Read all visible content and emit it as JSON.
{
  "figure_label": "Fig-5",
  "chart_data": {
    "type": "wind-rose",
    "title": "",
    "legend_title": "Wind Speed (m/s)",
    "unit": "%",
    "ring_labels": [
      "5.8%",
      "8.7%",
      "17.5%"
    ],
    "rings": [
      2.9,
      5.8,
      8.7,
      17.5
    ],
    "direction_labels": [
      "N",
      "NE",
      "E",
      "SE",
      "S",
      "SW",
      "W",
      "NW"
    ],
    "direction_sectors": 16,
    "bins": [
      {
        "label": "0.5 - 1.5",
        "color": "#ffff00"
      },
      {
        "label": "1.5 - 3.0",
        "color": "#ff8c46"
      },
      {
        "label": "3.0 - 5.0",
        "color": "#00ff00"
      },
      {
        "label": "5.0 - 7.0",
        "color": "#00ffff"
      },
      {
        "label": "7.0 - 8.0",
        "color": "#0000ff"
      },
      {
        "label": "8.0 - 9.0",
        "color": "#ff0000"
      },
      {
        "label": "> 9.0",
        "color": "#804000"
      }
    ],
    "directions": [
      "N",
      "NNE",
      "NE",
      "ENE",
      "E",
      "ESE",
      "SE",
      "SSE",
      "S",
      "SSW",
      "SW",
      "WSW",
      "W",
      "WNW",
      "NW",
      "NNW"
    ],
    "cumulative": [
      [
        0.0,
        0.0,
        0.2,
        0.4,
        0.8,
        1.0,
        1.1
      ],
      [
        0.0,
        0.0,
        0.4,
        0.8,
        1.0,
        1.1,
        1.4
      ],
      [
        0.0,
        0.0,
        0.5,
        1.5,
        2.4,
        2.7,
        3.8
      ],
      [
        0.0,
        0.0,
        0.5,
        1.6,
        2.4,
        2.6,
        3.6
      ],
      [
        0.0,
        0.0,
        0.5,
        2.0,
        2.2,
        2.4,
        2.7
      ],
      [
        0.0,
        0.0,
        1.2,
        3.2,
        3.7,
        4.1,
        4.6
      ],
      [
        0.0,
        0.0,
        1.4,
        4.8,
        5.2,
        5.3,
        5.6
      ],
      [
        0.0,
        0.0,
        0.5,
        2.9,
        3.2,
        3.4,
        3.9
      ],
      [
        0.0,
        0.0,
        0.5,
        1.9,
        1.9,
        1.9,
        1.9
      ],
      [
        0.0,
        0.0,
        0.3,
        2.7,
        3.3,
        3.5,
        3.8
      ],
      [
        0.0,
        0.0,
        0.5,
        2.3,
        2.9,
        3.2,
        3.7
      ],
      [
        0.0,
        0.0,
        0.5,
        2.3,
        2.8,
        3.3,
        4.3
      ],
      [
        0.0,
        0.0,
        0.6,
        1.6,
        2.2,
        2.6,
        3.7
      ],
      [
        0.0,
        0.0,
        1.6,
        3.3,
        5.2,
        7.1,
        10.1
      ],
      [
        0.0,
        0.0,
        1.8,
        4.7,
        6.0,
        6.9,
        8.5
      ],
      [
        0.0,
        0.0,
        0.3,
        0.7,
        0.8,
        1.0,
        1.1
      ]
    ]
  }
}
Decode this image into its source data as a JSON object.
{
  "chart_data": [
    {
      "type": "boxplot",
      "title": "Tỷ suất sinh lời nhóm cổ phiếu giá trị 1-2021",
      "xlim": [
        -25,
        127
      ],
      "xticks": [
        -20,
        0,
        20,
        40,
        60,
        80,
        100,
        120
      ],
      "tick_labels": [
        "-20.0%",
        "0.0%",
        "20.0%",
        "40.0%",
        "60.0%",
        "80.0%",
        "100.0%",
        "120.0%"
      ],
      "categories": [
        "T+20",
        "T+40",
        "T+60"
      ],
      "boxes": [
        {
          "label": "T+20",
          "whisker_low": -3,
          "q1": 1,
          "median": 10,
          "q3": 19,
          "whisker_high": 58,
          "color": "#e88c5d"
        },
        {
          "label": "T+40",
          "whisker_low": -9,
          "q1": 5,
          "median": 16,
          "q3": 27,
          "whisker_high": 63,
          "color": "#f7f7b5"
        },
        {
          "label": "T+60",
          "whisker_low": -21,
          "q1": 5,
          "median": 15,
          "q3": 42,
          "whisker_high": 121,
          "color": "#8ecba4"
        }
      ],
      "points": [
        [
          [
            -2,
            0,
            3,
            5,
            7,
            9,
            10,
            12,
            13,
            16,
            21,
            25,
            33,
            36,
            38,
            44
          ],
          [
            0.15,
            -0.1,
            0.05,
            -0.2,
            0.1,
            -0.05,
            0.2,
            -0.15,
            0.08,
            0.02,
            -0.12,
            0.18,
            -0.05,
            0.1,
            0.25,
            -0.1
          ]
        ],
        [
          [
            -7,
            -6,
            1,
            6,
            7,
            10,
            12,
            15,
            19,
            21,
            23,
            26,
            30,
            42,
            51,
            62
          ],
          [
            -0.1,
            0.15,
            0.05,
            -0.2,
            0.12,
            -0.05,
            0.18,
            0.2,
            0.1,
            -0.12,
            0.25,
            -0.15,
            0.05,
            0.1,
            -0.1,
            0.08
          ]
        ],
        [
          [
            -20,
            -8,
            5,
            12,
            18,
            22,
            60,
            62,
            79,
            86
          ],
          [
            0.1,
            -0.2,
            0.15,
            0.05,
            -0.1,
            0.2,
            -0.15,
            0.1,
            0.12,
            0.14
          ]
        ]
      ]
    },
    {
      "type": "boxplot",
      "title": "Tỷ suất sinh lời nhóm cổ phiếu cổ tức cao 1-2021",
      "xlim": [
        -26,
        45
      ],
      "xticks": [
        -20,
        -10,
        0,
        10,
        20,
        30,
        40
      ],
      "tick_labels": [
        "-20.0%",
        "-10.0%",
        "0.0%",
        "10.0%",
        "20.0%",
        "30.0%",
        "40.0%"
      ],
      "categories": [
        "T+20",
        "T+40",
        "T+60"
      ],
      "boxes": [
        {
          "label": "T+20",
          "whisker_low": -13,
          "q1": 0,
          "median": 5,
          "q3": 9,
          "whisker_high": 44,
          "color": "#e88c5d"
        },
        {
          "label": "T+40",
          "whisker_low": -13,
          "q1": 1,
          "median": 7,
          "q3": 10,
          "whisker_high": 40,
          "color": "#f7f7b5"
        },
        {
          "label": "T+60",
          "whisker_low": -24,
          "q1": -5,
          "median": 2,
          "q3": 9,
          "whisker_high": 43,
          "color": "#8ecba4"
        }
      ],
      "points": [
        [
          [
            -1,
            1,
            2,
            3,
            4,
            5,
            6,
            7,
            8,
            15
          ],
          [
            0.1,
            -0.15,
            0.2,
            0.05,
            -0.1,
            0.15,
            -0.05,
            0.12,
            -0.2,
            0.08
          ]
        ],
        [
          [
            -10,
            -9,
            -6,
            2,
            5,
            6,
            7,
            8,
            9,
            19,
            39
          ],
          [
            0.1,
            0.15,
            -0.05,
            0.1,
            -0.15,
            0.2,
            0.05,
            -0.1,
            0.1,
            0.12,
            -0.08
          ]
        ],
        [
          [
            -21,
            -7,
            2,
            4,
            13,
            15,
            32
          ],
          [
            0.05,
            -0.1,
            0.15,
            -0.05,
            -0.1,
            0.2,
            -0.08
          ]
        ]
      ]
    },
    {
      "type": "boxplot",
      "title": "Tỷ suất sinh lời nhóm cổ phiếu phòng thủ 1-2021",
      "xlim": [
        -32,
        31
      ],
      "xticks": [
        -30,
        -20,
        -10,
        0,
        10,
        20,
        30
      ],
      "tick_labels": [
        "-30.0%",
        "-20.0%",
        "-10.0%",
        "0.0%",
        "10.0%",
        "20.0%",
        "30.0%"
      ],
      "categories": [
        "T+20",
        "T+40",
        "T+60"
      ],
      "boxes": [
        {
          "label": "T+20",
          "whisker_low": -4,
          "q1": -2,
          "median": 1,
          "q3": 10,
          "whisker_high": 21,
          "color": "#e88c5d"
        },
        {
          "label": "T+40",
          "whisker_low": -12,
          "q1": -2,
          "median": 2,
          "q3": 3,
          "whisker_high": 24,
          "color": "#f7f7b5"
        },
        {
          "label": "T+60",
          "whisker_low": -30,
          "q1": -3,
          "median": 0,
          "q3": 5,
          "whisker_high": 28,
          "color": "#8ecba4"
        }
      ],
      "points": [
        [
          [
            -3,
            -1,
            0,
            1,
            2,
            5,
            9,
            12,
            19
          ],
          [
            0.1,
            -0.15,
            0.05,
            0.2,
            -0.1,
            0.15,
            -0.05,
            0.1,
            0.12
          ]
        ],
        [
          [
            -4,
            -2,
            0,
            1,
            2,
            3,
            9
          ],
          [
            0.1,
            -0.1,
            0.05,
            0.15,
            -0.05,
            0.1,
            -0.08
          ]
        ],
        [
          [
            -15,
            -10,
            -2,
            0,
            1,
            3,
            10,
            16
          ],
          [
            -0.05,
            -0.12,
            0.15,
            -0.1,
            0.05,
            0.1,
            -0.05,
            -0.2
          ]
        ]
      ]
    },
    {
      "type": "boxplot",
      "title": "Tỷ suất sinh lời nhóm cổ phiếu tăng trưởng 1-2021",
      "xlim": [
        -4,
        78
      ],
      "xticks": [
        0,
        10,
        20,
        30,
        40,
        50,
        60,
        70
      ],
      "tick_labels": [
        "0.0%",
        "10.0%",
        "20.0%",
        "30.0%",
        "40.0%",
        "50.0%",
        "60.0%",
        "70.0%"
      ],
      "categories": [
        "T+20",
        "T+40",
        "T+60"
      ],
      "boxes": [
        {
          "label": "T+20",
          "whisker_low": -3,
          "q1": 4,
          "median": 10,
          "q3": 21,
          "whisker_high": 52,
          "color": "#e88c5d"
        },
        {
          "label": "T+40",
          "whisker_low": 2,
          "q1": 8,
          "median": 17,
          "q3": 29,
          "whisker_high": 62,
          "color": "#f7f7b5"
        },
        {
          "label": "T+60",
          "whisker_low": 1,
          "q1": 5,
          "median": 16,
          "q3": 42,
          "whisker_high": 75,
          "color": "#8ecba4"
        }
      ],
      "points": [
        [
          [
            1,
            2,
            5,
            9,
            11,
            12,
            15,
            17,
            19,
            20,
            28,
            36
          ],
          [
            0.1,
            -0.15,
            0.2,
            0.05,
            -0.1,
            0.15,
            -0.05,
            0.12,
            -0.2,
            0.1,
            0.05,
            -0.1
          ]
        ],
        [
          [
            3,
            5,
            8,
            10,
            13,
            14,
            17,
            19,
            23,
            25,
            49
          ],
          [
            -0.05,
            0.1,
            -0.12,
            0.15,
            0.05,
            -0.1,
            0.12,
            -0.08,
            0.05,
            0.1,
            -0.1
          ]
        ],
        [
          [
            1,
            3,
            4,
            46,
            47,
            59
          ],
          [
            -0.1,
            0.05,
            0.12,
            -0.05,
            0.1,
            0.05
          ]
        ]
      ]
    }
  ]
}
═══
### TO DO
In the records above, find each line with the word "nhóm" and copy it.

### ANSWER TO THE PROBLEM
      "title": "Tỷ suất sinh lời nhóm cổ phiếu giá trị 1-2021",
      "title": "Tỷ suất sinh lời nhóm cổ phiếu cổ tức cao 1-2021",
      "title": "Tỷ suất sinh lời nhóm cổ phiếu phòng thủ 1-2021",
      "title": "Tỷ suất sinh lời nhóm cổ phiếu tăng trưởng 1-2021",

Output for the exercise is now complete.